Financial institutions should provide a fact sheet in a standardised format when marketing loans for residential property to consumers, the Monetary Authority of Singapore (MAS) said on Wednesday.
It has issued a consultation paper seeking feedback on what exactly the fact sheet should contain.
A residential property loan is a long-term financial commitment.
As the current low global interest rate environment will not continue indefinitely, the fact sheet is intended to help consumers understand that higher interest rates could have severe implications if they overextend themselves.
HousingLoanSG.com spokesman Dennis Ng said: “If someone borrowed S$500,000 by taking a 25-year loan, at the current interest rate of about 1.5 per cent, every month, the instalment is just about S$2,000.
“But if interest rates move up to four per cent, the instalment will move up to about S$2,640. So that would be S$640 more every month.
“So, that’s part of the reason why MAS wants to have this basic fact sheet where consumers are provided scenarios – whereby interest rates were at different levels (showing) how much would the home loans instalment be.
“This is so that consumers can be prepared before they really commit to buying a property, which is a very long-term financial commitment. Home loan periods can (stretch up to) 20, 30 years.”
The fact sheet will provide information essential to a customer’s decision to take up a residential private property loan.
Specifically, the MAS has proposed that the fact sheet contains the following :
— the tenor of the loan, loan amount, lock-in period, and whether the FI has the right to vary the interest rate.
— monthly and annual repayment amounts.
— monthly instalments at different interest rate levels and past trends in the benchmark rate of the loan.
— fees payable
— links to MoneySENSE, an association of Banks in Singapore and CPF websites.
Industry players have welcomed the move, saying it would help protect consumers.
Cushman & Wakefield’s vice-chairman, Donald Han, said: “This is public education – to make sure that one doesn’t rush in because the cost of funds is at a historical low, but look in tandem and in anticipation that interest rates will rise.
“At the same time, your interest commitment to pay to the bank will also go up in tandem with any interest rate hike in that sense.”
Observers said the guideline is unlikely to have any significant impact on loans growth for financial institutions since most provide them already.
DBS told MediaCorp it already has a fact sheet in place which highlights most of the information suggested in the consultation paper, while OCBC said it has already embarked on using plain English for its loan documents.
UOB said it also provides customers the necessary loan details for its property loan financing.

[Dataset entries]
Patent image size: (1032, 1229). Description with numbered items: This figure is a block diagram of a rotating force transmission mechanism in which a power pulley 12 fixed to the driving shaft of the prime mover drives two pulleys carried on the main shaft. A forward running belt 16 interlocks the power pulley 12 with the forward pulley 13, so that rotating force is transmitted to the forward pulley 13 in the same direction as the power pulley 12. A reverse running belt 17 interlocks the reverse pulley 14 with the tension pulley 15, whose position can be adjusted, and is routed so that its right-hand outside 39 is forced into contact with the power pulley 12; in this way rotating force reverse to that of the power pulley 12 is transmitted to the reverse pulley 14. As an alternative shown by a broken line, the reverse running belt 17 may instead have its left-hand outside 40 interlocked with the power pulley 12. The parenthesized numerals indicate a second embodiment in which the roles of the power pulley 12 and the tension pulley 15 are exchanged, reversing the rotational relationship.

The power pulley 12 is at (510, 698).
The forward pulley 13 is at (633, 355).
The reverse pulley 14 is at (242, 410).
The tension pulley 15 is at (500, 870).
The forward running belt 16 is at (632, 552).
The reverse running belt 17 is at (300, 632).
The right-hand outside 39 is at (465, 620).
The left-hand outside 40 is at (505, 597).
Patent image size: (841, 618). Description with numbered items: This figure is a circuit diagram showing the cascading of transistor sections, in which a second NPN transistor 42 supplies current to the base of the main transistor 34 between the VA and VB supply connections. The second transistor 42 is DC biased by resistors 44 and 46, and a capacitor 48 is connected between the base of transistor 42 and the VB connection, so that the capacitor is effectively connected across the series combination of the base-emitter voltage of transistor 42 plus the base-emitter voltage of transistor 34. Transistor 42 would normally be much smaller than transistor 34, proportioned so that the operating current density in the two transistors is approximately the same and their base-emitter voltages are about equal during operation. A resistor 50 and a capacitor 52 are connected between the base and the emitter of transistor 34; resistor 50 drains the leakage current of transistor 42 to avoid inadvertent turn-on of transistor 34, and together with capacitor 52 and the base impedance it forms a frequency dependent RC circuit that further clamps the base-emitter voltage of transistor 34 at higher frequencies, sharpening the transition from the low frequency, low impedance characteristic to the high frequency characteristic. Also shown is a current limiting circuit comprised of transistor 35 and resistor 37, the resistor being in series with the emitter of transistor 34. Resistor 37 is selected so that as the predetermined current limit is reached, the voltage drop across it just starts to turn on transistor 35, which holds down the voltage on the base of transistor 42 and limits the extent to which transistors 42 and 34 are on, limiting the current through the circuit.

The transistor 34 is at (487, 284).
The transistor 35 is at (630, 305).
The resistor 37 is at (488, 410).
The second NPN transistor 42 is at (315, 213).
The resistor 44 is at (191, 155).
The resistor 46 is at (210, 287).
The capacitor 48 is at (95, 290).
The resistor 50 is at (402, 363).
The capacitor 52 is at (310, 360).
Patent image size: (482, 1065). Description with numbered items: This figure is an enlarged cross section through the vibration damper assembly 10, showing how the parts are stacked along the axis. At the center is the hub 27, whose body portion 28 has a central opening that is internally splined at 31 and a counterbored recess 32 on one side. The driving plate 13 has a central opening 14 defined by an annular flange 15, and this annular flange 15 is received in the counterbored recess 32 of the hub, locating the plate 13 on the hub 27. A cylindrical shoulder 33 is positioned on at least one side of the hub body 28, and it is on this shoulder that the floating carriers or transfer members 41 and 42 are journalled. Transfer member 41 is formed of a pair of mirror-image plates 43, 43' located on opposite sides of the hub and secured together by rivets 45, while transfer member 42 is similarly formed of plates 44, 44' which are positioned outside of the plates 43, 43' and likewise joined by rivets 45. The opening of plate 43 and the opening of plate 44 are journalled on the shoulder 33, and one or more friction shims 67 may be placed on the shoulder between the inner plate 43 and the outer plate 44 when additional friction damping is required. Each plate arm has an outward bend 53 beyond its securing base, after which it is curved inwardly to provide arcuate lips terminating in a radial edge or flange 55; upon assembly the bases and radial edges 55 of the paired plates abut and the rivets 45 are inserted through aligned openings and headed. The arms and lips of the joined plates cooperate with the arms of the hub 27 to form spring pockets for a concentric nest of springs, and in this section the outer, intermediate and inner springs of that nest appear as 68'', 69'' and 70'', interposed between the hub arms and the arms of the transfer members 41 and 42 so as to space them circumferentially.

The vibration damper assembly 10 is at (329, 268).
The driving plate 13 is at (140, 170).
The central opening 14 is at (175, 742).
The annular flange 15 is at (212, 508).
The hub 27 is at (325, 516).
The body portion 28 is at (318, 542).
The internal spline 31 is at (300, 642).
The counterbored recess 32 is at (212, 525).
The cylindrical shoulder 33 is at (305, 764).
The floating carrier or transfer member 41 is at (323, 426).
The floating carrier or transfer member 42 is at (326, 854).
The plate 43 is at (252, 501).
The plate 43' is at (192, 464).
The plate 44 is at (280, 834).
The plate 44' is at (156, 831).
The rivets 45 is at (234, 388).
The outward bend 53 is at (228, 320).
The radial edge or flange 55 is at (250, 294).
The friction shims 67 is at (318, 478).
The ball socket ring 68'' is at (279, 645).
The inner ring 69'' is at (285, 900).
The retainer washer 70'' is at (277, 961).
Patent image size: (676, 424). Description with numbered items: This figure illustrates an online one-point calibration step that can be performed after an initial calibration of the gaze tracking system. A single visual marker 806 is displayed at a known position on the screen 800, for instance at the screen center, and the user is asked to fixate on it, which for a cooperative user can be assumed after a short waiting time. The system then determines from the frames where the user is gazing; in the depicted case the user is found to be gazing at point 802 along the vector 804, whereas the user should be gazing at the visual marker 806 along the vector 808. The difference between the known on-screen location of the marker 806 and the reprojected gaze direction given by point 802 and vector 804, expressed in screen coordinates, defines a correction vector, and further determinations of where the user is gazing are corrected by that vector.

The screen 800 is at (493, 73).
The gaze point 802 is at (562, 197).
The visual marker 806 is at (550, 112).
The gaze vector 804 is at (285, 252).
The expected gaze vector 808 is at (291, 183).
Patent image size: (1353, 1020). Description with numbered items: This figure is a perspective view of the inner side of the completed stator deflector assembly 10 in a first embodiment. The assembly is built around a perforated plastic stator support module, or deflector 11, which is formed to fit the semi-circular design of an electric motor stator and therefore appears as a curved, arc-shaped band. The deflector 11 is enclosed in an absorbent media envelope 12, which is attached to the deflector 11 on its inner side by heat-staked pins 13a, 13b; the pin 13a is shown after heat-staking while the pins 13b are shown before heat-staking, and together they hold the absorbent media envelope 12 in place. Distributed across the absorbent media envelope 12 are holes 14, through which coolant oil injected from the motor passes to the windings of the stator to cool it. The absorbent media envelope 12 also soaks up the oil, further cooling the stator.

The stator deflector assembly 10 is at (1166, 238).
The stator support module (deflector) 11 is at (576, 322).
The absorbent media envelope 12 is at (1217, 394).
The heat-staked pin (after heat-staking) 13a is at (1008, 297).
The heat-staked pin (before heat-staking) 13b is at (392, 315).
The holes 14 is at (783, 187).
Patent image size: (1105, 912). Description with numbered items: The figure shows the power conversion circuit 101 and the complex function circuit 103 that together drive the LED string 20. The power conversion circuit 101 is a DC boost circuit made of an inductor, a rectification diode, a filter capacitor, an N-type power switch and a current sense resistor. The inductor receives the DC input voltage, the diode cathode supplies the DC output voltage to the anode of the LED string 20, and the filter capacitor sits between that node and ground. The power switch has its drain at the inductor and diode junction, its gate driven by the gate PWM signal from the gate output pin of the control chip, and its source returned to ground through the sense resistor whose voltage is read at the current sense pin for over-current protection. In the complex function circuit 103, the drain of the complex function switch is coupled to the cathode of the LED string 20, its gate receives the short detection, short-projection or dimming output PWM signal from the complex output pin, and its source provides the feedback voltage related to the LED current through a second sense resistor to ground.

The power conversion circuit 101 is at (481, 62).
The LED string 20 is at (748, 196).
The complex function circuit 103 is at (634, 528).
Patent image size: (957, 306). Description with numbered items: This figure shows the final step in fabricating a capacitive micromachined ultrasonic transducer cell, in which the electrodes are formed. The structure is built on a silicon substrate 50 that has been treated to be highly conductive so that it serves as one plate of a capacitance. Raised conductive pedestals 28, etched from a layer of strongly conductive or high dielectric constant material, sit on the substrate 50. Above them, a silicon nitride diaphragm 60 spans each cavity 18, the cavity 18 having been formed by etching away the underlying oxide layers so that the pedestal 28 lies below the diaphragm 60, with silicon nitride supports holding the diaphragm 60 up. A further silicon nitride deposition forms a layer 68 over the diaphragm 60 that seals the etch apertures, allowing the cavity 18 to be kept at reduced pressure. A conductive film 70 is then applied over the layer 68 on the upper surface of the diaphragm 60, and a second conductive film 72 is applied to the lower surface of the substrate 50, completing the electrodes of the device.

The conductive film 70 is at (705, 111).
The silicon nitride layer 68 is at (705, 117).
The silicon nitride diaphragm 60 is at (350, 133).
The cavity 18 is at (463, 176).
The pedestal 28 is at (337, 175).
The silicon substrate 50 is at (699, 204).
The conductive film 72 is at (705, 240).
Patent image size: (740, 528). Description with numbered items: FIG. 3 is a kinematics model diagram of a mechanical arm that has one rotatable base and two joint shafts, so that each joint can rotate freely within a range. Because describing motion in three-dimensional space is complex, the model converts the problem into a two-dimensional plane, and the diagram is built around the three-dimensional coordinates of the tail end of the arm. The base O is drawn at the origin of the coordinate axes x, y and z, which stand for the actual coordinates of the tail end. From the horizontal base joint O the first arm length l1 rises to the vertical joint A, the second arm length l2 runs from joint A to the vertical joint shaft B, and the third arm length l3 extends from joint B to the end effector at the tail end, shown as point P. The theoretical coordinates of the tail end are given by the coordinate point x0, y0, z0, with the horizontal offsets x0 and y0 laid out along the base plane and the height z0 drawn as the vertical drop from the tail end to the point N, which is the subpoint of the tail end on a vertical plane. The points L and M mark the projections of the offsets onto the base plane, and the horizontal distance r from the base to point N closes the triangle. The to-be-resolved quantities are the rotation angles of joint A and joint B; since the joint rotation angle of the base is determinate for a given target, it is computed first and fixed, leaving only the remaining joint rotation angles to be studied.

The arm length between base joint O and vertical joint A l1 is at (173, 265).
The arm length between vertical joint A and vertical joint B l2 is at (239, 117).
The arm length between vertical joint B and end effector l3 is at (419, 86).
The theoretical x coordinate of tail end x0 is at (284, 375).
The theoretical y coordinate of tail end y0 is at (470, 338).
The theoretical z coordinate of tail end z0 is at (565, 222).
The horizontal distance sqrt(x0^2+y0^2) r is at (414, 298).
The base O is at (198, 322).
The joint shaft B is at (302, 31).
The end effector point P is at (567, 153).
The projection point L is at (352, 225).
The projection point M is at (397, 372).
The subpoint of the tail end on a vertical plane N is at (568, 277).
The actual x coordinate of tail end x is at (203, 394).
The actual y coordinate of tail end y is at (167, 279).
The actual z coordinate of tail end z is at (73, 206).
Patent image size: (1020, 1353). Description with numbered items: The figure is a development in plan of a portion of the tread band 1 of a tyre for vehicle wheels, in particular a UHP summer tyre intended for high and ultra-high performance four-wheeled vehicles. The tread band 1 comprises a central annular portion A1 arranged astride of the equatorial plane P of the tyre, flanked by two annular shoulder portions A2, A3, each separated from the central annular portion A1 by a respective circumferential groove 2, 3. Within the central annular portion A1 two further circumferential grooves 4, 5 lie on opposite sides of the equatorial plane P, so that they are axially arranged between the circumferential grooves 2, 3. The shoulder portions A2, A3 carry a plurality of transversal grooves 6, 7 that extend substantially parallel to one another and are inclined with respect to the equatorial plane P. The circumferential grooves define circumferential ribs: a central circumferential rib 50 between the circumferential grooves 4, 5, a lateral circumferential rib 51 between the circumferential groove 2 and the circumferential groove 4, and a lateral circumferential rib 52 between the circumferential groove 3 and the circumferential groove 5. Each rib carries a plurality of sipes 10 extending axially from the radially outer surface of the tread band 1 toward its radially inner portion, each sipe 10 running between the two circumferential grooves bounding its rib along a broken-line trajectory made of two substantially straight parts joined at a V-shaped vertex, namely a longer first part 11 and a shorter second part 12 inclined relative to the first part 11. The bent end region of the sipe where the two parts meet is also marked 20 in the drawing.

§ **Exercise directions**:
In the article about the proposed fact sheet for home loans, what monthly installment does Dennis Ng give for a S$500,000 loan over 25 years if interest rates rise to four percent?

§ **Reply to the exercise**:
About S$2,640.